▸ **Exercise objective**
From the entries below, extract every line that includes the word "this".

▸ **Records that describe figures**

>>>

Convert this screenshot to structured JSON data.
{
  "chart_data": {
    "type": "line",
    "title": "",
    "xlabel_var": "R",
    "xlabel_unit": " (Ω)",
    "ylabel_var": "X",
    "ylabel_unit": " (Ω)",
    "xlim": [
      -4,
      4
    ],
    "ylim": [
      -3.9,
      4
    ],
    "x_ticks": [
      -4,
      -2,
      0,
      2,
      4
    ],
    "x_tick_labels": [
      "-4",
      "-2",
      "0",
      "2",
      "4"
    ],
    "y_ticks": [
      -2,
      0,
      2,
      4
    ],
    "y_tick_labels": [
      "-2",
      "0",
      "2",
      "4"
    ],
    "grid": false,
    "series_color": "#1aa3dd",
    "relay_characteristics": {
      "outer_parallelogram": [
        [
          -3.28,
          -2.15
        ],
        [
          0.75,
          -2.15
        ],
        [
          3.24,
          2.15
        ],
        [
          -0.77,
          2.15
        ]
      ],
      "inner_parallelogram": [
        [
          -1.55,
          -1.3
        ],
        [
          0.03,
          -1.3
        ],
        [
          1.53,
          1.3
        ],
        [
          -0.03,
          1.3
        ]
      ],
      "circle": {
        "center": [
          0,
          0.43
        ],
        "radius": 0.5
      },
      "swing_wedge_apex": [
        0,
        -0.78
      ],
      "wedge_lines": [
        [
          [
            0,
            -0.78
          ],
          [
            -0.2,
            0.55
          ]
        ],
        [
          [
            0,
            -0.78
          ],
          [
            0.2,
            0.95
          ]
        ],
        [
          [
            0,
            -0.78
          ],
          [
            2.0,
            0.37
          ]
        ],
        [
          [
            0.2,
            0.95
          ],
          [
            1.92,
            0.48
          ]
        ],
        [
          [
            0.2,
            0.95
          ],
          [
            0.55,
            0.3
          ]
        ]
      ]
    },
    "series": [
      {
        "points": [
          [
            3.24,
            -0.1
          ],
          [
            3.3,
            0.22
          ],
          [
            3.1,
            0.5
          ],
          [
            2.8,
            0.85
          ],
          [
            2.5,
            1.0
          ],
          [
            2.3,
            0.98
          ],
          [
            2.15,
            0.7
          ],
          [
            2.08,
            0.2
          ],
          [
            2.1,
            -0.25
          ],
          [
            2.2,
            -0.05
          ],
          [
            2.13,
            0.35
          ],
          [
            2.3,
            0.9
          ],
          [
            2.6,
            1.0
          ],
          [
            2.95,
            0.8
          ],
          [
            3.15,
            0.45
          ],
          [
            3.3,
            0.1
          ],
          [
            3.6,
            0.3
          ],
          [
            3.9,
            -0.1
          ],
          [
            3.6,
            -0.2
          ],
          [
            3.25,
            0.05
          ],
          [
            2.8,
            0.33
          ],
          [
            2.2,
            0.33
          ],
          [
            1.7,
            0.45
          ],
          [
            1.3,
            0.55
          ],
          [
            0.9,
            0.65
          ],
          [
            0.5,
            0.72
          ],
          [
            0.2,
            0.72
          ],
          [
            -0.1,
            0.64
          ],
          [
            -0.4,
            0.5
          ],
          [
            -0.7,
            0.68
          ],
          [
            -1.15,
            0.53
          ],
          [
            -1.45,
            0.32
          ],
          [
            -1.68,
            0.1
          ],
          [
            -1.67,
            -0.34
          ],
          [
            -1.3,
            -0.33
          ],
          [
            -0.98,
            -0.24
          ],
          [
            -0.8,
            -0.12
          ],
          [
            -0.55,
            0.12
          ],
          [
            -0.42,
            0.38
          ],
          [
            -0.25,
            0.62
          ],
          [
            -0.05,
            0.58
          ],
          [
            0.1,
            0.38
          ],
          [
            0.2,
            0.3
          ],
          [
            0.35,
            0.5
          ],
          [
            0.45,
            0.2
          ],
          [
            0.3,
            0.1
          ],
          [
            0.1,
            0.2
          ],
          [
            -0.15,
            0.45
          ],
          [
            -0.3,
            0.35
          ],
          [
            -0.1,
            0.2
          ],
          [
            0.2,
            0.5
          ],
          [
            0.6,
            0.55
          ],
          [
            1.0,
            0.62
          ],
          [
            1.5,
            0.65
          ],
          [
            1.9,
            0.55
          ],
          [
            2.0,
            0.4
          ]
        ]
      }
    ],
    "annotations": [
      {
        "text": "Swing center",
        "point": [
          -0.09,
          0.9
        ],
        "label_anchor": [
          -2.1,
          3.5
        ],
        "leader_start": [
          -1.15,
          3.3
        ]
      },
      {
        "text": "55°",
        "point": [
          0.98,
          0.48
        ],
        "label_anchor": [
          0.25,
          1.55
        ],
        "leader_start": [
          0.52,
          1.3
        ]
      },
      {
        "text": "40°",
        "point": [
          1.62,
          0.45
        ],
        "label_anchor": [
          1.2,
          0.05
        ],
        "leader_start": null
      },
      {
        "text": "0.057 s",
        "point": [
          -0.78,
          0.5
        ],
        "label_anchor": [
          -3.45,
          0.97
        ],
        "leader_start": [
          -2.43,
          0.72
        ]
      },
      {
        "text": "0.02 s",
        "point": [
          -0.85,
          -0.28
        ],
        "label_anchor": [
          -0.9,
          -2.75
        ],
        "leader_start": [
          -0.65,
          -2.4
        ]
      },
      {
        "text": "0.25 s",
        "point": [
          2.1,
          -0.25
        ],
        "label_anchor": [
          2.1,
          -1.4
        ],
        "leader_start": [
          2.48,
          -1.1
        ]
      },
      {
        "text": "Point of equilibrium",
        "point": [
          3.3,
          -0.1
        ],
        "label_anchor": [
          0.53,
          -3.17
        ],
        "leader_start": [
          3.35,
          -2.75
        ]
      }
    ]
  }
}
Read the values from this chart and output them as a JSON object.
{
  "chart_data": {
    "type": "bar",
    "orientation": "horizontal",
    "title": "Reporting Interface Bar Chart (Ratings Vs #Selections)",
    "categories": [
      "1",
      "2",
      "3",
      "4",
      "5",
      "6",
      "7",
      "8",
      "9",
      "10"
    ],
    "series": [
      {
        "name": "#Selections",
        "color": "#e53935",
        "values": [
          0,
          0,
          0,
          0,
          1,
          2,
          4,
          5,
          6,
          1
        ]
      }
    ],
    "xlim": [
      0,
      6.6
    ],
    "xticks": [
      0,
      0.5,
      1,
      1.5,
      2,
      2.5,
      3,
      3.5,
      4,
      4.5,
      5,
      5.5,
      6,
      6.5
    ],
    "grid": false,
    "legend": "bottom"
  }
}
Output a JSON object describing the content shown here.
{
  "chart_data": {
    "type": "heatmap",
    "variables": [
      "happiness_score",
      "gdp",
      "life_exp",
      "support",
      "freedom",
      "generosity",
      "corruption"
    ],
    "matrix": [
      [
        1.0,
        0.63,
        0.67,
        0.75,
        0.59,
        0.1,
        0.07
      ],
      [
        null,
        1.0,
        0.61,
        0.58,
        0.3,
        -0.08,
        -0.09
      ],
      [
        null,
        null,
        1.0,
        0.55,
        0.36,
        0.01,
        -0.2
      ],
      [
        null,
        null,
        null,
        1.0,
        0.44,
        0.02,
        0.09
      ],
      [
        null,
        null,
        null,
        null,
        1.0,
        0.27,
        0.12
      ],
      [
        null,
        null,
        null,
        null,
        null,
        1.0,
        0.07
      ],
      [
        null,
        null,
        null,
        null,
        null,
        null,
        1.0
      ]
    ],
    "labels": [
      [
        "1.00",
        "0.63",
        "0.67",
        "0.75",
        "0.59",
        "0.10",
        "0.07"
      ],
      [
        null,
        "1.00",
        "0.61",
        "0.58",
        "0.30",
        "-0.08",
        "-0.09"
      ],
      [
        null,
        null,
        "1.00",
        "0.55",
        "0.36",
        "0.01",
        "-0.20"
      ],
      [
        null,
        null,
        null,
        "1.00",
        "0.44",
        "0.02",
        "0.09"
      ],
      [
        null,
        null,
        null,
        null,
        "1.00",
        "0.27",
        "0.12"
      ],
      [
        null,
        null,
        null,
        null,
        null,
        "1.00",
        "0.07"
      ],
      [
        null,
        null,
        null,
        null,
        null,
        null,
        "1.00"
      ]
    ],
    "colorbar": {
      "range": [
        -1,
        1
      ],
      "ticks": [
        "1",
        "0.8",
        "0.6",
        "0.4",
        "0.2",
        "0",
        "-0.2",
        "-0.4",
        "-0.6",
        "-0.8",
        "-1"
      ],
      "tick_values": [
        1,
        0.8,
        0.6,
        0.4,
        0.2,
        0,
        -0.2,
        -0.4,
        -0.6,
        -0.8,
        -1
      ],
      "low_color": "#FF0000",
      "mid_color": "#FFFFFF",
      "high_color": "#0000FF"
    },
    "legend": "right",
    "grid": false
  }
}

<<<

▸ **Solution to the exercise**
Convert this screenshot to structured JSON data.
Read the values from this chart and output them as a JSON object.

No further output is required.